◆ **DOCUMENT EXCERPT**:
We are also aiming to reconnect more closely with the LODLAM community generally, and to this end I attended a TNA ‘Big Ideas’ session ‘Is Linked Data an appropriate technology for implementing an archive’s catalogue?’ given by Jean-Luc Cochard of the Swiss Federal Archives. I took a few notes which I thought it might be useful to share here.

Why we looked at Linked Data?

This was initially inspired by the Stanford LD 2011 workshop and the 2014 Open data.swiss initiative. In 2014 they built their first ‘aLOD’ prototype – http://alod.ch/

The Swiss have many archive silos from which they transformed the content of some systems to LD and then were able to merge. They created basic LD views, Jean-Luc noting that the LD data is less structured than data in the main archival systems, an example of which is e.g. http://data.ge.alod.ch/id/archivalresource/adl-j-125

They also developed a new interface http://alod.ch/search/ with which they were trying for an innovative approach to presenting the data such as providing a histogram with dates.  It’s currently just a prototype interface running off SPARQL with only 16,000 entries so far.

They are also now currently implementing a new archival information system (AIS) and are considering LD technolgy for the new system, but may go with a more conventional database approach. The new system has to work with the overall technical architecture.

Linked data maturity?

◆ **THINGS TO DO**:
1. In the linked data notes, how many entries does the prototype search interface hold so far?
2. Reproduce the linked data notes starting with "They are also" and going on through "Linked data maturity?", swapping "conventional" for "traditional".

◆ **RECORDED INFORMATION**:

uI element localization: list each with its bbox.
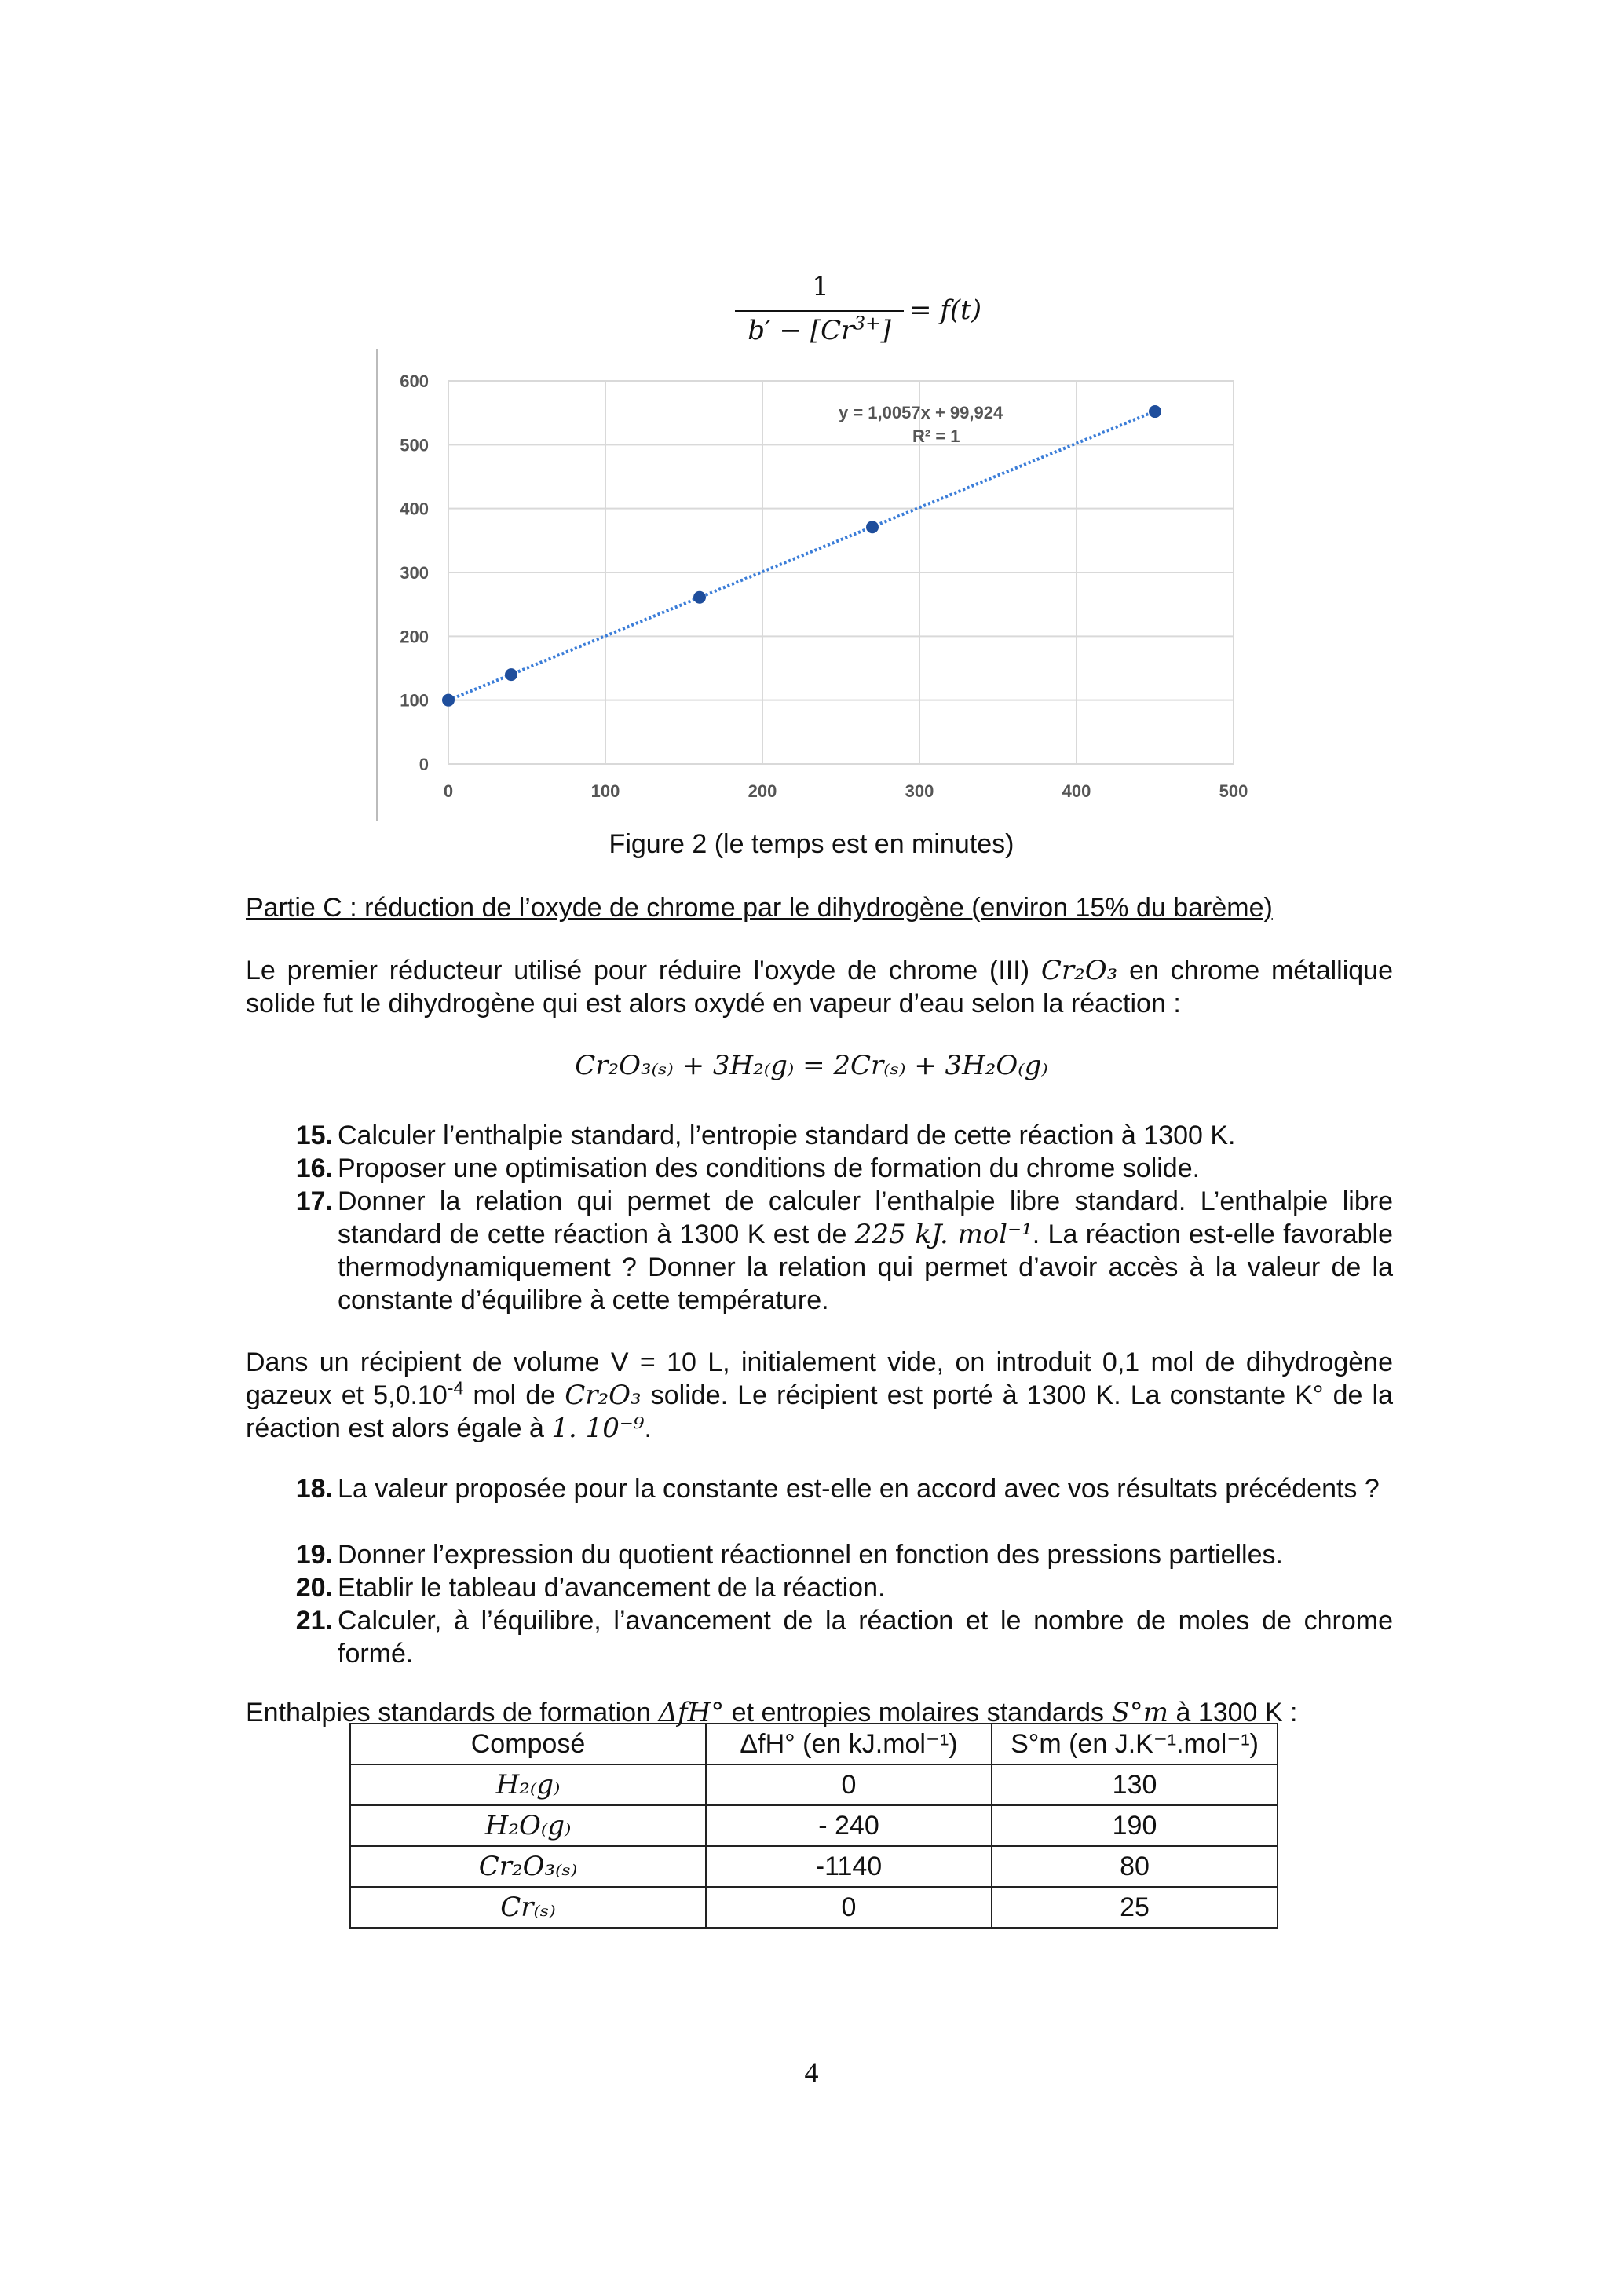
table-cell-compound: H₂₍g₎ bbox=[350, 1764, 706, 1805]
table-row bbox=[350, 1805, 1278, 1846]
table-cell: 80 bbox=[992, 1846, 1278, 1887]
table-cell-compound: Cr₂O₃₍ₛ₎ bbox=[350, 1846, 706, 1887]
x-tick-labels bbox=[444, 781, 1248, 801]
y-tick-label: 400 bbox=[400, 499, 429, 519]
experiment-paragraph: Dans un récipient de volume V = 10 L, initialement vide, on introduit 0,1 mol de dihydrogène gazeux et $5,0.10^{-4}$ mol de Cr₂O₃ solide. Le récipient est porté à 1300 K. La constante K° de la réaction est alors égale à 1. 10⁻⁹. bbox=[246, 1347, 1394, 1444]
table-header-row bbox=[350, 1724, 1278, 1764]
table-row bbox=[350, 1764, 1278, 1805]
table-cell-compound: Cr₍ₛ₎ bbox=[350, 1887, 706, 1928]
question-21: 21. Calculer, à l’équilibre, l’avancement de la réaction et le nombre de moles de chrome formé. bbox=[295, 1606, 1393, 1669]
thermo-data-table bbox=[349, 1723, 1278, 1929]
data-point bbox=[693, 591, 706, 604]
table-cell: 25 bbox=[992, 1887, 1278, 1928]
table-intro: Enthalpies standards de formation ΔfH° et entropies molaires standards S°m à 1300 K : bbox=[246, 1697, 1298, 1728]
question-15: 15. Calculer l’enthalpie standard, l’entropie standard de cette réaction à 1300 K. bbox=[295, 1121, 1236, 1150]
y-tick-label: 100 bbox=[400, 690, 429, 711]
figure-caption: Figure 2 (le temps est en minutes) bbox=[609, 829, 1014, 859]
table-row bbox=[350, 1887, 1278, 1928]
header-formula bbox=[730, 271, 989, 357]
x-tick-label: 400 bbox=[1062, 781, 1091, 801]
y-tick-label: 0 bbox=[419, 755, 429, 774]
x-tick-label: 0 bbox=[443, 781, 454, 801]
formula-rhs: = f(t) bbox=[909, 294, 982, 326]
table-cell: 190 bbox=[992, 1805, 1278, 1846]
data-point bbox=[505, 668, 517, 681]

◆ **EXPECTED OUTPUTS**:
1. 16,000 entries.

2.
They are also now currently implementing a new archival information system (AIS) and are considering LD technolgy for the new system, but may go with a more traditional database approach. The new system has to work with the overall technical architecture.

Linked data maturity?